> INSTRUCTIONS TO FOLLOW: Can you rewrite the material as a JSON list of strings, one string per line, starting with its first line and going on through the line with "gallery-dot[interactable] xyxy=(22,692,27,697)", both ends included and blank lines left out?
====== ENTRIES SUPPLIED ======
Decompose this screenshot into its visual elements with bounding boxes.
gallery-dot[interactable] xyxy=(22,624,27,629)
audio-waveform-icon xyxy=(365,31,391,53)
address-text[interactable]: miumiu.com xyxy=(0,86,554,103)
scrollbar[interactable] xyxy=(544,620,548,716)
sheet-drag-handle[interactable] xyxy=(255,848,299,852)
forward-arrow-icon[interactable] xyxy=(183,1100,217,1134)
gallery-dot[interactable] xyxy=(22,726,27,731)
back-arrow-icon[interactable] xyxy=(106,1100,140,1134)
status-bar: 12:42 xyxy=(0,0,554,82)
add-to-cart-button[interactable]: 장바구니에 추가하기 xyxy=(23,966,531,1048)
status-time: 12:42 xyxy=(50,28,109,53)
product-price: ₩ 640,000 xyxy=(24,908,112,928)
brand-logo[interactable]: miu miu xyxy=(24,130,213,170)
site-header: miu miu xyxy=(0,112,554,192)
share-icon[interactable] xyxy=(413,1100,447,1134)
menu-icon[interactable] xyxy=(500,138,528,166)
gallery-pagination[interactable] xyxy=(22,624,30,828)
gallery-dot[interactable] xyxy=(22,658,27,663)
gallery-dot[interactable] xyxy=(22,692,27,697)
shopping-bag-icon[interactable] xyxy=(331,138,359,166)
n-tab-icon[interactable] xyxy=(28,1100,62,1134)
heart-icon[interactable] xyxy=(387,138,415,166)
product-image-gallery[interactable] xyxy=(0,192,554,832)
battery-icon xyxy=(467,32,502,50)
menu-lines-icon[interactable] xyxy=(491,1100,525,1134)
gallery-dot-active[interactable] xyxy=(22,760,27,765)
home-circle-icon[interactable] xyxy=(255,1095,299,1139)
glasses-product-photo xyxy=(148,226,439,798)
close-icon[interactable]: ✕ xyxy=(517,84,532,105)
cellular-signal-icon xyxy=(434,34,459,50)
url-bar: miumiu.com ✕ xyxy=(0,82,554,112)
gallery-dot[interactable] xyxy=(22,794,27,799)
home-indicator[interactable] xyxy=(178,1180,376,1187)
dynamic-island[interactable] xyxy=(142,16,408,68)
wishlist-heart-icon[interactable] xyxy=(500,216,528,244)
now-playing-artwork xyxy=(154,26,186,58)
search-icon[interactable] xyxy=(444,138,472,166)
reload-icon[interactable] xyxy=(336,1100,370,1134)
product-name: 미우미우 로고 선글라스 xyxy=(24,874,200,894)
======
> THE COMPLETED TASK:
[
  "Decompose this screenshot into its visual elements with bounding boxes.",
  "gallery-dot[interactable] xyxy=(22,624,27,629)",
  "audio-waveform-icon xyxy=(365,31,391,53)",
  "address-text[interactable]: miumiu.com xyxy=(0,86,554,103)",
  "scrollbar[interactable] xyxy=(544,620,548,716)",
  "sheet-drag-handle[interactable] xyxy=(255,848,299,852)",
  "forward-arrow-icon[interactable] xyxy=(183,1100,217,1134)",
  "gallery-dot[interactable] xyxy=(22,726,27,731)",
  "back-arrow-icon[interactable] xyxy=(106,1100,140,1134)",
  "status-bar: 12:42 xyxy=(0,0,554,82)",
  "add-to-cart-button[interactable]: 장바구니에 추가하기 xyxy=(23,966,531,1048)",
  "status-time: 12:42 xyxy=(50,28,109,53)",
  "product-price: ₩ 640,000 xyxy=(24,908,112,928)",
  "brand-logo[interactable]: miu miu xyxy=(24,130,213,170)",
  "site-header: miu miu xyxy=(0,112,554,192)",
  "share-icon[interactable] xyxy=(413,1100,447,1134)",
  "menu-icon[interactable] xyxy=(500,138,528,166)",
  "gallery-pagination[interactable] xyxy=(22,624,30,828)",
  "gallery-dot[interactable] xyxy=(22,658,27,663)",
  "gallery-dot[interactable] xyxy=(22,692,27,697)"
]